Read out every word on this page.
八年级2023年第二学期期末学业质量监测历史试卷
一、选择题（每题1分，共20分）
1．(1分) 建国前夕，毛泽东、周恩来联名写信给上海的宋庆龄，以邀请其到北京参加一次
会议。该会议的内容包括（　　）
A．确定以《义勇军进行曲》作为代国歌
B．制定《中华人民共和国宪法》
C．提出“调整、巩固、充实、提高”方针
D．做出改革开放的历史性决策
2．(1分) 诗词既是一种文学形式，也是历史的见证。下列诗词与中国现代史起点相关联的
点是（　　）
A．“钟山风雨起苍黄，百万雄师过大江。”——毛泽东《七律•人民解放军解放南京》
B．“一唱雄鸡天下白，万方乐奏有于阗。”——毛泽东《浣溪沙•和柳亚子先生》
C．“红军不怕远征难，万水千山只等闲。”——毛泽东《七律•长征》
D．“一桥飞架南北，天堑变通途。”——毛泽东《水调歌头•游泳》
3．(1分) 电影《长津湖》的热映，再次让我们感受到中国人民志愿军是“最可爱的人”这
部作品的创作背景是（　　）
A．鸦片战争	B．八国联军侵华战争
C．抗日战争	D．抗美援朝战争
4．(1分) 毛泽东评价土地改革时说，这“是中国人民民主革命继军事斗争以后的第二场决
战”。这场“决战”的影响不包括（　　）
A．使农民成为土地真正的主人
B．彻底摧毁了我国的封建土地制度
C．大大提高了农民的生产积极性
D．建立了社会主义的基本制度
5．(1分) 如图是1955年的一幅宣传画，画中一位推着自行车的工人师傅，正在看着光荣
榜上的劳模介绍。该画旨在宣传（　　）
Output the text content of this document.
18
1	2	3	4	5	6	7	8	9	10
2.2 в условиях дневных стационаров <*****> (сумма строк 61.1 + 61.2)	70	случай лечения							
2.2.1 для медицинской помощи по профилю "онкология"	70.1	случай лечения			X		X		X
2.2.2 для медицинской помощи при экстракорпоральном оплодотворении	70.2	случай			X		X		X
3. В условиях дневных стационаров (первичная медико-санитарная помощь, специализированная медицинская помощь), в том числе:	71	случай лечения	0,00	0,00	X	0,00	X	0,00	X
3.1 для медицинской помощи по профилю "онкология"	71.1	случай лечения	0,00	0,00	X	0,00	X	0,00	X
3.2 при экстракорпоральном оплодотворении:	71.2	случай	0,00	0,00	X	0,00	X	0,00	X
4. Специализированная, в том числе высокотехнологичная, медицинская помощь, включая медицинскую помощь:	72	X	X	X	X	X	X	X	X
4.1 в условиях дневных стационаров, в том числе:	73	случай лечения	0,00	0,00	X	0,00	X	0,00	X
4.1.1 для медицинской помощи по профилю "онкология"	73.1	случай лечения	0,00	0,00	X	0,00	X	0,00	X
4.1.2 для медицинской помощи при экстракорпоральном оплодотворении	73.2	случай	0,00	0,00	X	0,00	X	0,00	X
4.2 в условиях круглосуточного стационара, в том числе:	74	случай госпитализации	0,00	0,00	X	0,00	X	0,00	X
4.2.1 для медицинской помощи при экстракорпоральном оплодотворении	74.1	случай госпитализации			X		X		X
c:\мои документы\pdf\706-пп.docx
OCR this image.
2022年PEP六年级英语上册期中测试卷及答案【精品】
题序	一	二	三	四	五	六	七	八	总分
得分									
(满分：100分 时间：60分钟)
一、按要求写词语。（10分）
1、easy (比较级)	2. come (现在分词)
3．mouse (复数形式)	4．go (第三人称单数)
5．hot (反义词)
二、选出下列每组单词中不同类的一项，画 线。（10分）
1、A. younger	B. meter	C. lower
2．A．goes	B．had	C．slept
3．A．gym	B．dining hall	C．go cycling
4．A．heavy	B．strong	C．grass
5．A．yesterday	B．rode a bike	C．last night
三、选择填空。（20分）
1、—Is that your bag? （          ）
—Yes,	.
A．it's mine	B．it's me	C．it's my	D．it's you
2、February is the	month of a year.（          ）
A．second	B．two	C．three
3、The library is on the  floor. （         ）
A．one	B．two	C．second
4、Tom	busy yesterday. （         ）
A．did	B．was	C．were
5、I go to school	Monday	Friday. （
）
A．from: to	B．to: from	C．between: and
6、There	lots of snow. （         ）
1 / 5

________________

What is asked: Each line of the material above must be retyped precisely.

Exercise result:
Read out every word on this page.
八年级2023年第二学期期末学业质量监测历史试卷
一、选择题（每题1分，共20分）
1．(1分) 建国前夕，毛泽东、周恩来联名写信给上海的宋庆龄，以邀请其到北京参加一次
会议。该会议的内容包括（　　）
A．确定以《义勇军进行曲》作为代国歌
B．制定《中华人民共和国宪法》
C．提出“调整、巩固、充实、提高”方针
D．做出改革开放的历史性决策
2．(1分) 诗词既是一种文学形式，也是历史的见证。下列诗词与中国现代史起点相关联的
点是（　　）
A．“钟山风雨起苍黄，百万雄师过大江。”——毛泽东《七律•人民解放军解放南京》
B．“一唱雄鸡天下白，万方乐奏有于阗。”——毛泽东《浣溪沙•和柳亚子先生》
C．“红军不怕远征难，万水千山只等闲。”——毛泽东《七律•长征》
D．“一桥飞架南北，天堑变通途。”——毛泽东《水调歌头•游泳》
3．(1分) 电影《长津湖》的热映，再次让我们感受到中国人民志愿军是“最可爱的人”这
部作品的创作背景是（　　）
A．鸦片战争	B．八国联军侵华战争
C．抗日战争	D．抗美援朝战争
4．(1分) 毛泽东评价土地改革时说，这“是中国人民民主革命继军事斗争以后的第二场决
战”。这场“决战”的影响不包括（　　）
A．使农民成为土地真正的主人
B．彻底摧毁了我国的封建土地制度
C．大大提高了农民的生产积极性
D．建立了社会主义的基本制度
5．(1分) 如图是1955年的一幅宣传画，画中一位推着自行车的工人师傅，正在看着光荣
榜上的劳模介绍。该画旨在宣传（　　）
Output the text content of this document.
18
1	2	3	4	5	6	7	8	9	10
2.2 в условиях дневных стационаров <*****> (сумма строк 61.1 + 61.2)	70	случай лечения							
2.2.1 для медицинской помощи по профилю "онкология"	70.1	случай лечения			X		X		X
2.2.2 для медицинской помощи при экстракорпоральном оплодотворении	70.2	случай			X		X		X
3. В условиях дневных стационаров (первичная медико-санитарная помощь, специализированная медицинская помощь), в том числе:	71	случай лечения	0,00	0,00	X	0,00	X	0,00	X
3.1 для медицинской помощи по профилю "онкология"	71.1	случай лечения	0,00	0,00	X	0,00	X	0,00	X
3.2 при экстракорпоральном оплодотворении:	71.2	случай	0,00	0,00	X	0,00	X	0,00	X
4. Специализированная, в том числе высокотехнологичная, медицинская помощь, включая медицинскую помощь:	72	X	X	X	X	X	X	X	X
4.1 в условиях дневных стационаров, в том числе:	73	случай лечения	0,00	0,00	X	0,00	X	0,00	X
4.1.1 для медицинской помощи по профилю "онкология"	73.1	случай лечения	0,00	0,00	X	0,00	X	0,00	X
4.1.2 для медицинской помощи при экстракорпоральном оплодотворении	73.2	случай	0,00	0,00	X	0,00	X	0,00	X
4.2 в условиях круглосуточного стационара, в том числе:	74	случай госпитализации	0,00	0,00	X	0,00	X	0,00	X
4.2.1 для медицинской помощи при экстракорпоральном оплодотворении	74.1	случай госпитализации			X		X		X
c:\мои документы\pdf\706-пп.docx
OCR this image.
2022年PEP六年级英语上册期中测试卷及答案【精品】
题序	一	二	三	四	五	六	七	八	总分
得分									
(满分：100分 时间：60分钟)
一、按要求写词语。（10分）
1、easy (比较级)	2. come (现在分词)
3．mouse (复数形式)	4．go (第三人称单数)
5．hot (反义词)
二、选出下列每组单词中不同类的一项，画 线。（10分）
1、A. younger	B. meter	C. lower
2．A．goes	B．had	C．slept
3．A．gym	B．dining hall	C．go cycling
4．A．heavy	B．strong	C．grass
5．A．yesterday	B．rode a bike	C．last night
三、选择填空。（20分）
1、—Is that your bag? （          ）
—Yes,	.
A．it's mine	B．it's me	C．it's my	D．it's you
2、February is the	month of a year.（          ）
A．second	B．two	C．three
3、The library is on the  floor. （         ）
A．one	B．two	C．second
4、Tom	busy yesterday. （         ）
A．did	B．was	C．were
5、I go to school	Monday	Friday. （
）
A．from: to	B．to: from	C．between: and
6、There	lots of snow. （         ）
1 / 5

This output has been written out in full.